Quote the following records word for word, covering every line.

| Dataset entries |
^^^^^^^^^^^^^^^^

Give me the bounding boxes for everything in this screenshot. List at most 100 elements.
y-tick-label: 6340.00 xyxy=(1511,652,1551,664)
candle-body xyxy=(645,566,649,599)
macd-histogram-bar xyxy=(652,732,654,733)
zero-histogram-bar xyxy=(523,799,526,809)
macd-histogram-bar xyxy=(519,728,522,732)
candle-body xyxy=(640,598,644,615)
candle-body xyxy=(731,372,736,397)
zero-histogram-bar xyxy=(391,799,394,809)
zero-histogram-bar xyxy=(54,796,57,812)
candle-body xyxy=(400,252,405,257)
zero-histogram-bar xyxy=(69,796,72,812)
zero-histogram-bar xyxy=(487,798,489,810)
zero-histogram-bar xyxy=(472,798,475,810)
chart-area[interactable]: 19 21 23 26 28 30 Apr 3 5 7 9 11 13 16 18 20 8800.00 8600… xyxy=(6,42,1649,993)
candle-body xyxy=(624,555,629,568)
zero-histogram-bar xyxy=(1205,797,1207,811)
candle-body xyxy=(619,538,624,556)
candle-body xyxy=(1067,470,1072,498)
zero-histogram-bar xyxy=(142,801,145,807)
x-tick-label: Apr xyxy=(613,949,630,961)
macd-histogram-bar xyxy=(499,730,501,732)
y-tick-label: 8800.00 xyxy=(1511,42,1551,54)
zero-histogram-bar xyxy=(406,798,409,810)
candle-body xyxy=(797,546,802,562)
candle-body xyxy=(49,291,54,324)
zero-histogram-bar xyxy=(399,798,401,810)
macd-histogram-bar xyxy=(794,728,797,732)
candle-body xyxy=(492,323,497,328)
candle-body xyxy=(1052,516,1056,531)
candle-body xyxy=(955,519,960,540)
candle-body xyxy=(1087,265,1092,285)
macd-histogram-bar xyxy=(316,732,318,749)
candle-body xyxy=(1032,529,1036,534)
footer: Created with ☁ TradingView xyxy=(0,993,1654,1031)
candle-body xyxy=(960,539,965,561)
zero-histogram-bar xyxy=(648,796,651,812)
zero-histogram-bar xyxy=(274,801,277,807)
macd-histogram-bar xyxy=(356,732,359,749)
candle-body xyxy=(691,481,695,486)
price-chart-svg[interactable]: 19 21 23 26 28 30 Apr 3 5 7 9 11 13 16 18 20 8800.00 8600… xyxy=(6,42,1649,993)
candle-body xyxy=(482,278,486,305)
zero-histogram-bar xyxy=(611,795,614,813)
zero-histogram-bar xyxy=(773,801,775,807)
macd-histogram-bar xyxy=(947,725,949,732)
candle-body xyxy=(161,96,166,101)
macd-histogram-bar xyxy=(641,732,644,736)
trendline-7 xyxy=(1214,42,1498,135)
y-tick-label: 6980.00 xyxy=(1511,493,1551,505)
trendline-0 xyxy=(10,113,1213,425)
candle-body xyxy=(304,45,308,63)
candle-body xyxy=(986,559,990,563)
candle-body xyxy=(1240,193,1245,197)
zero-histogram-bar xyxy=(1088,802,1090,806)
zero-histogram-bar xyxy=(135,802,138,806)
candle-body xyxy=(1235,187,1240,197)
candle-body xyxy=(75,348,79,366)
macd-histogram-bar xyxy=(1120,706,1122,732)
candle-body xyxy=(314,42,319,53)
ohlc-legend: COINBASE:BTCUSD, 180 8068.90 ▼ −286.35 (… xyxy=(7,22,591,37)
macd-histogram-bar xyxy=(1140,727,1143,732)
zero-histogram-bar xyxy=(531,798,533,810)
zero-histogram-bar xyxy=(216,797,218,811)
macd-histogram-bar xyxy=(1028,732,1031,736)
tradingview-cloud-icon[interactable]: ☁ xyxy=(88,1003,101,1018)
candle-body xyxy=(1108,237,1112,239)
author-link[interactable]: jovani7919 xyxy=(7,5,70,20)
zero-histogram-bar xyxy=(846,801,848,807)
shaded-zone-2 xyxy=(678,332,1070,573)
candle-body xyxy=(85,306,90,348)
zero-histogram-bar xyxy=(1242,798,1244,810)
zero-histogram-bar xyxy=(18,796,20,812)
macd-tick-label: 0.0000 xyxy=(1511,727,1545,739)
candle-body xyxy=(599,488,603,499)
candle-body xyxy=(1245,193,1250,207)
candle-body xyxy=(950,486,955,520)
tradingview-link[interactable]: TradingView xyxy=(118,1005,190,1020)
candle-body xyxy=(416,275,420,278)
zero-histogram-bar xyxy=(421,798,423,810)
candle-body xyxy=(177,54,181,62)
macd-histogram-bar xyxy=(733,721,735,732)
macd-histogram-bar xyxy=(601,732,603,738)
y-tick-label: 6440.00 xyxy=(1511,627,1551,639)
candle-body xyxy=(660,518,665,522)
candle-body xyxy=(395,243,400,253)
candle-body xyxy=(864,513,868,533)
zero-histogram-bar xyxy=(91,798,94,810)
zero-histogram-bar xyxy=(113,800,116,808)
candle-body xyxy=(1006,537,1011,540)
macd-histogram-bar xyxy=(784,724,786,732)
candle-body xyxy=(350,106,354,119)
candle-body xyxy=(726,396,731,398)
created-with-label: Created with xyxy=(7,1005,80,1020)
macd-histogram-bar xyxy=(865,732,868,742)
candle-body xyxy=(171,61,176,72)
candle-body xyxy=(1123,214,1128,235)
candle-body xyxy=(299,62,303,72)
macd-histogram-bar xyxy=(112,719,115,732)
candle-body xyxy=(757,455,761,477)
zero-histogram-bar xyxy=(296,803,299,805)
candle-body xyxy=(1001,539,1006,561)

^^^^^^^^^^^^^^^^

| Result of the task |
Give me the bounding boxes for everything in this screenshot. List at most 100 elements.
y-tick-label: 6340.00 xyxy=(1511,652,1551,664)
candle-body xyxy=(645,566,649,599)
macd-histogram-bar xyxy=(652,732,654,733)
zero-histogram-bar xyxy=(523,799,526,809)
macd-histogram-bar xyxy=(519,728,522,732)
candle-body xyxy=(640,598,644,615)
candle-body xyxy=(731,372,736,397)
zero-histogram-bar xyxy=(391,799,394,809)
zero-histogram-bar xyxy=(54,796,57,812)
candle-body xyxy=(400,252,405,257)
zero-histogram-bar xyxy=(69,796,72,812)
zero-histogram-bar xyxy=(487,798,489,810)
zero-histogram-bar xyxy=(472,798,475,810)
chart-area[interactable]: 19 21 23 26 28 30 Apr 3 5 7 9 11 13 16 18 20 8800.00 8600… xyxy=(6,42,1649,993)
candle-body xyxy=(624,555,629,568)
zero-histogram-bar xyxy=(1205,797,1207,811)
candle-body xyxy=(619,538,624,556)
candle-body xyxy=(1067,470,1072,498)
zero-histogram-bar xyxy=(142,801,145,807)
x-tick-label: Apr xyxy=(613,949,630,961)
macd-histogram-bar xyxy=(499,730,501,732)
y-tick-label: 8800.00 xyxy=(1511,42,1551,54)
zero-histogram-bar xyxy=(406,798,409,810)
candle-body xyxy=(797,546,802,562)
candle-body xyxy=(49,291,54,324)
zero-histogram-bar xyxy=(399,798,401,810)
macd-histogram-bar xyxy=(794,728,797,732)
candle-body xyxy=(492,323,497,328)
candle-body xyxy=(1052,516,1056,531)
candle-body xyxy=(955,519,960,540)
candle-body xyxy=(1087,265,1092,285)
macd-histogram-bar xyxy=(316,732,318,749)
candle-body xyxy=(1032,529,1036,534)
footer: Created with ☁ TradingView xyxy=(0,993,1654,1031)
candle-body xyxy=(960,539,965,561)
zero-histogram-bar xyxy=(648,796,651,812)
zero-histogram-bar xyxy=(274,801,277,807)
macd-histogram-bar xyxy=(356,732,359,749)
candle-body xyxy=(691,481,695,486)
price-chart-svg[interactable]: 19 21 23 26 28 30 Apr 3 5 7 9 11 13 16 18 20 8800.00 8600… xyxy=(6,42,1649,993)
candle-body xyxy=(482,278,486,305)
zero-histogram-bar xyxy=(611,795,614,813)
zero-histogram-bar xyxy=(773,801,775,807)
macd-histogram-bar xyxy=(947,725,949,732)
candle-body xyxy=(161,96,166,101)
macd-histogram-bar xyxy=(641,732,644,736)
trendline-7 xyxy=(1214,42,1498,135)
y-tick-label: 6980.00 xyxy=(1511,493,1551,505)
trendline-0 xyxy=(10,113,1213,425)
candle-body xyxy=(304,45,308,63)
candle-body xyxy=(986,559,990,563)
candle-body xyxy=(1240,193,1245,197)
zero-histogram-bar xyxy=(1088,802,1090,806)
zero-histogram-bar xyxy=(135,802,138,806)
candle-body xyxy=(1235,187,1240,197)
candle-body xyxy=(75,348,79,366)
macd-histogram-bar xyxy=(1120,706,1122,732)
candle-body xyxy=(314,42,319,53)
ohlc-legend: COINBASE:BTCUSD, 180 8068.90 ▼ −286.35 (… xyxy=(7,22,591,37)
macd-histogram-bar xyxy=(1140,727,1143,732)
zero-histogram-bar xyxy=(531,798,533,810)
zero-histogram-bar xyxy=(216,797,218,811)
macd-histogram-bar xyxy=(1028,732,1031,736)
tradingview-cloud-icon[interactable]: ☁ xyxy=(88,1003,101,1018)
candle-body xyxy=(1108,237,1112,239)
author-link[interactable]: jovani7919 xyxy=(7,5,70,20)
zero-histogram-bar xyxy=(846,801,848,807)
shaded-zone-2 xyxy=(678,332,1070,573)
candle-body xyxy=(85,306,90,348)
zero-histogram-bar xyxy=(1242,798,1244,810)
zero-histogram-bar xyxy=(18,796,20,812)
macd-tick-label: 0.0000 xyxy=(1511,727,1545,739)
candle-body xyxy=(599,488,603,499)
candle-body xyxy=(1245,193,1250,207)
candle-body xyxy=(950,486,955,520)
tradingview-link[interactable]: TradingView xyxy=(118,1005,190,1020)
candle-body xyxy=(416,275,420,278)
zero-histogram-bar xyxy=(421,798,423,810)
candle-body xyxy=(177,54,181,62)
macd-histogram-bar xyxy=(733,721,735,732)
macd-histogram-bar xyxy=(601,732,603,738)
y-tick-label: 6440.00 xyxy=(1511,627,1551,639)
candle-body xyxy=(660,518,665,522)
candle-body xyxy=(395,243,400,253)
candle-body xyxy=(864,513,868,533)
zero-histogram-bar xyxy=(91,798,94,810)
zero-histogram-bar xyxy=(113,800,116,808)
candle-body xyxy=(1006,537,1011,540)
macd-histogram-bar xyxy=(784,724,786,732)
candle-body xyxy=(350,106,354,119)
candle-body xyxy=(726,396,731,398)
created-with-label: Created with xyxy=(7,1005,80,1020)
macd-histogram-bar xyxy=(865,732,868,742)
candle-body xyxy=(171,61,176,72)
candle-body xyxy=(1123,214,1128,235)
candle-body xyxy=(299,62,303,72)
macd-histogram-bar xyxy=(112,719,115,732)
candle-body xyxy=(757,455,761,477)
zero-histogram-bar xyxy=(296,803,299,805)
candle-body xyxy=(1001,539,1006,561)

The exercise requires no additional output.